— Supplied material —
#####

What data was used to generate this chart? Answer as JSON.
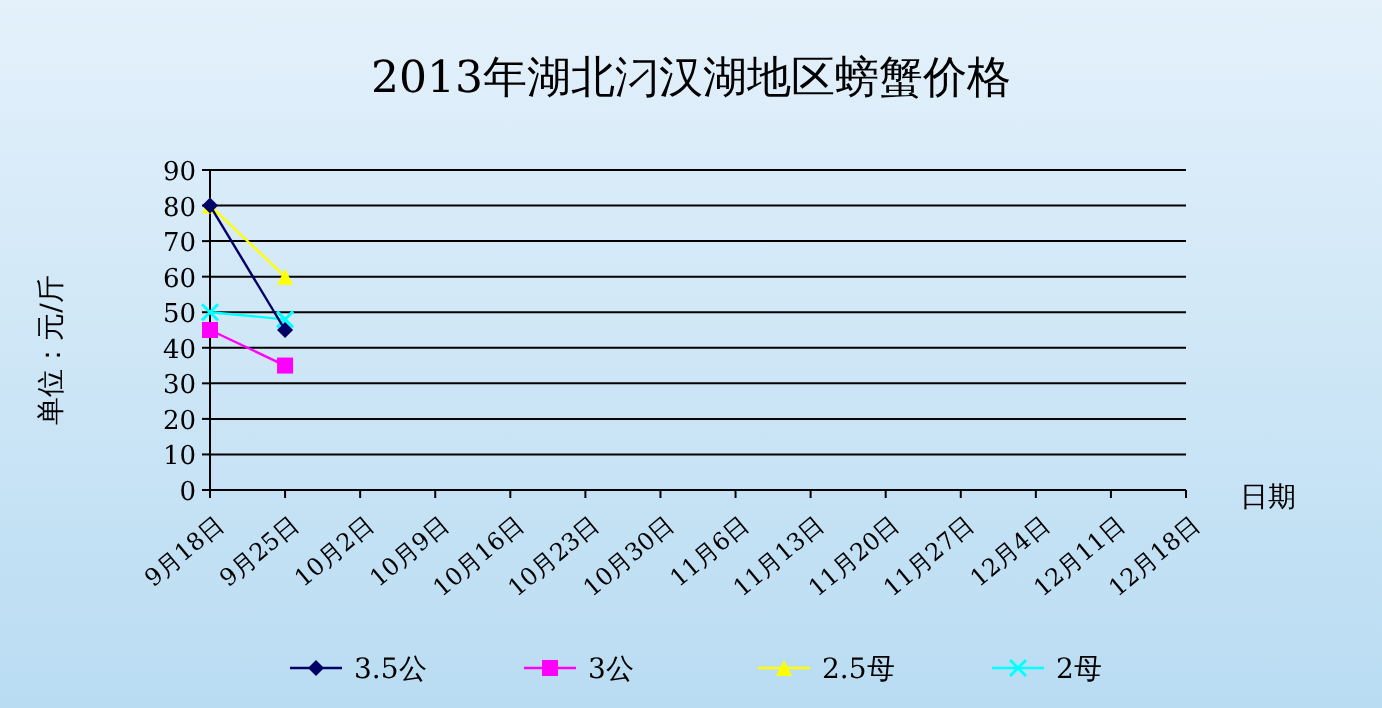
{
  "chart_data": {
    "type": "line",
    "title": "2013年湖北汈汉湖地区螃蟹价格",
    "ylabel": "单位：元/斤",
    "xlabel": "日期",
    "categories": [
      "9月18日",
      "9月25日",
      "10月2日",
      "10月9日",
      "10月16日",
      "10月23日",
      "10月30日",
      "11月6日",
      "11月13日",
      "11月20日",
      "11月27日",
      "12月4日",
      "12月11日",
      "12月18日"
    ],
    "series": [
      {
        "name": "3.5公",
        "color": "#000066",
        "marker": "diamond",
        "values": [
          80,
          45,
          null,
          null,
          null,
          null,
          null,
          null,
          null,
          null,
          null,
          null,
          null,
          null
        ]
      },
      {
        "name": "3公",
        "color": "#ff00ff",
        "marker": "square",
        "values": [
          45,
          35,
          null,
          null,
          null,
          null,
          null,
          null,
          null,
          null,
          null,
          null,
          null,
          null
        ]
      },
      {
        "name": "2.5母",
        "color": "#ffff00",
        "marker": "triangle",
        "values": [
          80,
          60,
          null,
          null,
          null,
          null,
          null,
          null,
          null,
          null,
          null,
          null,
          null,
          null
        ]
      },
      {
        "name": "2母",
        "color": "#00ffff",
        "marker": "cross",
        "values": [
          50,
          48,
          null,
          null,
          null,
          null,
          null,
          null,
          null,
          null,
          null,
          null,
          null,
          null
        ]
      }
    ],
    "ylim": [
      0,
      90
    ],
    "yticks": [
      0,
      10,
      20,
      30,
      40,
      50,
      60,
      70,
      80,
      90
    ],
    "grid": "y",
    "legend": "bottom"
  }
}
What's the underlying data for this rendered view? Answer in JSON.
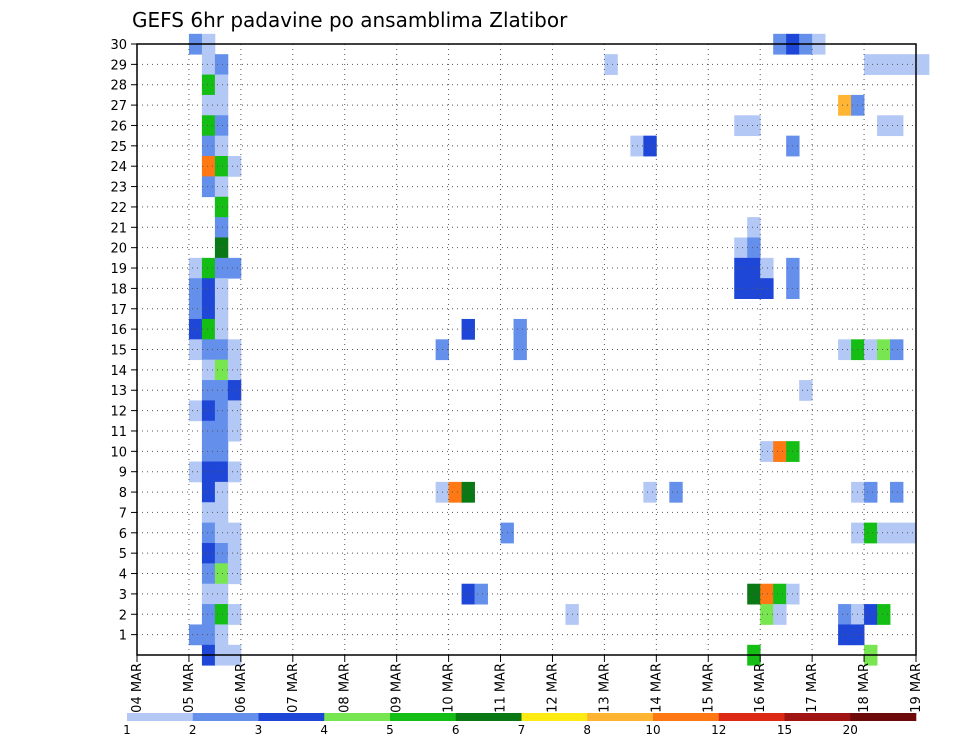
{
  "chart_data": {
    "type": "heatmap",
    "title": "GEFS 6hr padavine po ansamblima Zlatibor",
    "xlabel": "",
    "ylabel": "",
    "x_tick_labels": [
      "04 MAR",
      "05 MAR",
      "06 MAR",
      "07 MAR",
      "08 MAR",
      "09 MAR",
      "10 MAR",
      "11 MAR",
      "12 MAR",
      "13 MAR",
      "14 MAR",
      "15 MAR",
      "16 MAR",
      "17 MAR",
      "18 MAR",
      "19 MAR"
    ],
    "x_range_days": [
      0,
      15
    ],
    "y_tick_labels": [
      "1",
      "2",
      "3",
      "4",
      "5",
      "6",
      "7",
      "8",
      "9",
      "10",
      "11",
      "12",
      "13",
      "14",
      "15",
      "16",
      "17",
      "18",
      "19",
      "20",
      "21",
      "22",
      "23",
      "24",
      "25",
      "26",
      "27",
      "28",
      "29",
      "30"
    ],
    "y_range": [
      0,
      30
    ],
    "grid": true,
    "colorbar": {
      "labels": [
        "1",
        "2",
        "3",
        "4",
        "5",
        "6",
        "7",
        "8",
        "10",
        "12",
        "15",
        "20"
      ],
      "colors": [
        "#b4c8f5",
        "#6490eb",
        "#1e46d7",
        "#78e650",
        "#14be14",
        "#0a7814",
        "#ffeb14",
        "#ffb432",
        "#ff7814",
        "#dc2814",
        "#a01414",
        "#6e0a0a"
      ]
    },
    "cell_width_days": 0.25,
    "cells": [
      [
        1.0,
        30,
        1
      ],
      [
        1.25,
        30,
        0
      ],
      [
        12.25,
        30,
        1
      ],
      [
        12.5,
        30,
        2
      ],
      [
        12.75,
        30,
        1
      ],
      [
        13.0,
        30,
        0
      ],
      [
        1.25,
        29,
        0
      ],
      [
        1.5,
        29,
        1
      ],
      [
        9.0,
        29,
        0
      ],
      [
        14.0,
        29,
        0
      ],
      [
        14.25,
        29,
        0
      ],
      [
        14.5,
        29,
        0
      ],
      [
        14.75,
        29,
        0
      ],
      [
        15.0,
        29,
        0
      ],
      [
        1.25,
        28,
        4
      ],
      [
        1.5,
        28,
        0
      ],
      [
        1.25,
        27,
        0
      ],
      [
        1.5,
        27,
        0
      ],
      [
        13.5,
        27,
        7
      ],
      [
        13.75,
        27,
        1
      ],
      [
        1.25,
        26,
        4
      ],
      [
        1.5,
        26,
        1
      ],
      [
        14.25,
        26,
        0
      ],
      [
        14.5,
        26,
        0
      ],
      [
        11.5,
        26,
        0
      ],
      [
        11.75,
        26,
        0
      ],
      [
        1.25,
        25,
        1
      ],
      [
        1.5,
        25,
        0
      ],
      [
        9.5,
        25,
        0
      ],
      [
        9.75,
        25,
        2
      ],
      [
        12.5,
        25,
        1
      ],
      [
        1.25,
        24,
        8
      ],
      [
        1.5,
        24,
        4
      ],
      [
        1.75,
        24,
        0
      ],
      [
        1.25,
        23,
        1
      ],
      [
        1.5,
        23,
        0
      ],
      [
        1.5,
        22,
        4
      ],
      [
        1.5,
        21,
        1
      ],
      [
        11.75,
        21,
        0
      ],
      [
        1.5,
        20,
        5
      ],
      [
        11.5,
        20,
        0
      ],
      [
        11.75,
        20,
        1
      ],
      [
        1.0,
        19,
        0
      ],
      [
        1.25,
        19,
        4
      ],
      [
        1.5,
        19,
        1
      ],
      [
        1.75,
        19,
        1
      ],
      [
        11.5,
        19,
        2
      ],
      [
        11.75,
        19,
        2
      ],
      [
        12.0,
        19,
        0
      ],
      [
        12.5,
        19,
        1
      ],
      [
        1.0,
        18,
        1
      ],
      [
        1.25,
        18,
        2
      ],
      [
        1.5,
        18,
        0
      ],
      [
        11.5,
        18,
        2
      ],
      [
        11.75,
        18,
        2
      ],
      [
        12.0,
        18,
        2
      ],
      [
        12.5,
        18,
        1
      ],
      [
        1.0,
        17,
        1
      ],
      [
        1.25,
        17,
        2
      ],
      [
        1.5,
        17,
        0
      ],
      [
        1.0,
        16,
        2
      ],
      [
        1.25,
        16,
        4
      ],
      [
        1.5,
        16,
        0
      ],
      [
        6.25,
        16,
        2
      ],
      [
        7.25,
        16,
        1
      ],
      [
        1.0,
        15,
        0
      ],
      [
        1.25,
        15,
        1
      ],
      [
        1.5,
        15,
        1
      ],
      [
        1.75,
        15,
        0
      ],
      [
        5.75,
        15,
        1
      ],
      [
        7.25,
        15,
        1
      ],
      [
        13.5,
        15,
        0
      ],
      [
        13.75,
        15,
        4
      ],
      [
        14.0,
        15,
        0
      ],
      [
        14.25,
        15,
        3
      ],
      [
        14.5,
        15,
        1
      ],
      [
        1.25,
        14,
        0
      ],
      [
        1.5,
        14,
        3
      ],
      [
        1.75,
        14,
        0
      ],
      [
        1.25,
        13,
        1
      ],
      [
        1.5,
        13,
        1
      ],
      [
        1.75,
        13,
        2
      ],
      [
        12.75,
        13,
        0
      ],
      [
        1.0,
        12,
        0
      ],
      [
        1.25,
        12,
        2
      ],
      [
        1.5,
        12,
        1
      ],
      [
        1.75,
        12,
        0
      ],
      [
        1.25,
        11,
        1
      ],
      [
        1.5,
        11,
        1
      ],
      [
        1.75,
        11,
        0
      ],
      [
        1.25,
        10,
        1
      ],
      [
        1.5,
        10,
        1
      ],
      [
        12.0,
        10,
        0
      ],
      [
        12.25,
        10,
        8
      ],
      [
        12.5,
        10,
        4
      ],
      [
        1.0,
        9,
        0
      ],
      [
        1.25,
        9,
        2
      ],
      [
        1.5,
        9,
        2
      ],
      [
        1.75,
        9,
        0
      ],
      [
        1.25,
        8,
        2
      ],
      [
        1.5,
        8,
        0
      ],
      [
        5.75,
        8,
        0
      ],
      [
        6.0,
        8,
        8
      ],
      [
        6.25,
        8,
        5
      ],
      [
        9.75,
        8,
        0
      ],
      [
        10.25,
        8,
        1
      ],
      [
        13.75,
        8,
        0
      ],
      [
        14.0,
        8,
        1
      ],
      [
        14.5,
        8,
        1
      ],
      [
        1.25,
        7,
        0
      ],
      [
        1.5,
        7,
        0
      ],
      [
        1.25,
        6,
        1
      ],
      [
        1.5,
        6,
        0
      ],
      [
        1.75,
        6,
        0
      ],
      [
        7.0,
        6,
        1
      ],
      [
        13.75,
        6,
        0
      ],
      [
        14.0,
        6,
        4
      ],
      [
        14.25,
        6,
        0
      ],
      [
        14.5,
        6,
        0
      ],
      [
        14.75,
        6,
        0
      ],
      [
        1.25,
        5,
        2
      ],
      [
        1.5,
        5,
        1
      ],
      [
        1.75,
        5,
        0
      ],
      [
        1.25,
        4,
        1
      ],
      [
        1.5,
        4,
        3
      ],
      [
        1.75,
        4,
        0
      ],
      [
        1.25,
        3,
        0
      ],
      [
        1.5,
        3,
        0
      ],
      [
        6.25,
        3,
        2
      ],
      [
        6.5,
        3,
        1
      ],
      [
        11.75,
        3,
        5
      ],
      [
        12.0,
        3,
        8
      ],
      [
        12.25,
        3,
        4
      ],
      [
        12.5,
        3,
        0
      ],
      [
        1.25,
        2,
        1
      ],
      [
        1.5,
        2,
        4
      ],
      [
        1.75,
        2,
        0
      ],
      [
        8.25,
        2,
        0
      ],
      [
        12.0,
        2,
        3
      ],
      [
        12.25,
        2,
        0
      ],
      [
        13.5,
        2,
        1
      ],
      [
        13.75,
        2,
        0
      ],
      [
        14.0,
        2,
        2
      ],
      [
        14.25,
        2,
        4
      ],
      [
        1.0,
        1,
        1
      ],
      [
        1.25,
        1,
        1
      ],
      [
        1.5,
        1,
        0
      ],
      [
        13.5,
        1,
        2
      ],
      [
        13.75,
        1,
        2
      ],
      [
        1.25,
        0,
        2
      ],
      [
        1.5,
        0,
        0
      ],
      [
        1.75,
        0,
        0
      ],
      [
        11.75,
        0,
        4
      ],
      [
        14.0,
        0,
        3
      ]
    ]
  }
}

#####

Show every line where the string "JSON" appears.

What data was used to generate this chart? Answer as JSON.
What's the underlying data for this rendered view? Answer in JSON.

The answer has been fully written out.